--- start of Material for the task ---
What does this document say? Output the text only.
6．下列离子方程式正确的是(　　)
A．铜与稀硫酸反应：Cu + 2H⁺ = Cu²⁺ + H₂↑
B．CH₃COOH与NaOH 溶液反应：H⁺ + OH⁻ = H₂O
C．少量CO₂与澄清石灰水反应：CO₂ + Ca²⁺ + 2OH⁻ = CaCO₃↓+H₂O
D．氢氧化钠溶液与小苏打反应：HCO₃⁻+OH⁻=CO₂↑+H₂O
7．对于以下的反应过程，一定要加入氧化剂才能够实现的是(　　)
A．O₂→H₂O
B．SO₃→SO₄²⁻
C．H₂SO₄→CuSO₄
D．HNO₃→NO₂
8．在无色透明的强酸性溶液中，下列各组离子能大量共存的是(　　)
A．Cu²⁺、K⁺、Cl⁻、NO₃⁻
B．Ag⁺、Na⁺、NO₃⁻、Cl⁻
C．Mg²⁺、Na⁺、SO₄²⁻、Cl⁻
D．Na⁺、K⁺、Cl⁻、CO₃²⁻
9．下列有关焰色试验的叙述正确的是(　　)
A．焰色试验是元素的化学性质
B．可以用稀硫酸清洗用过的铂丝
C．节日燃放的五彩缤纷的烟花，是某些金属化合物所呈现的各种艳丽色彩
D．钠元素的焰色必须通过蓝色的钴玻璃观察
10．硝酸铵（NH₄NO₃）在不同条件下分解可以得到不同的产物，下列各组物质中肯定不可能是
--- end of Material for the task ---
Reproduce the full listing exactly.

What does this document say? Output the text only.
6．下列离子方程式正确的是(　　)
A．铜与稀硫酸反应：Cu + 2H⁺ = Cu²⁺ + H₂↑
B．CH₃COOH与NaOH 溶液反应：H⁺ + OH⁻ = H₂O
C．少量CO₂与澄清石灰水反应：CO₂ + Ca²⁺ + 2OH⁻ = CaCO₃↓+H₂O
D．氢氧化钠溶液与小苏打反应：HCO₃⁻+OH⁻=CO₂↑+H₂O
7．对于以下的反应过程，一定要加入氧化剂才能够实现的是(　　)
A．O₂→H₂O
B．SO₃→SO₄²⁻
C．H₂SO₄→CuSO₄
D．HNO₃→NO₂
8．在无色透明的强酸性溶液中，下列各组离子能大量共存的是(　　)
A．Cu²⁺、K⁺、Cl⁻、NO₃⁻
B．Ag⁺、Na⁺、NO₃⁻、Cl⁻
C．Mg²⁺、Na⁺、SO₄²⁻、Cl⁻
D．Na⁺、K⁺、Cl⁻、CO₃²⁻
9．下列有关焰色试验的叙述正确的是(　　)
A．焰色试验是元素的化学性质
B．可以用稀硫酸清洗用过的铂丝
C．节日燃放的五彩缤纷的烟花，是某些金属化合物所呈现的各种艳丽色彩
D．钠元素的焰色必须通过蓝色的钴玻璃观察
10．硝酸铵（NH₄NO₃）在不同条件下分解可以得到不同的产物，下列各组物质中肯定不可能是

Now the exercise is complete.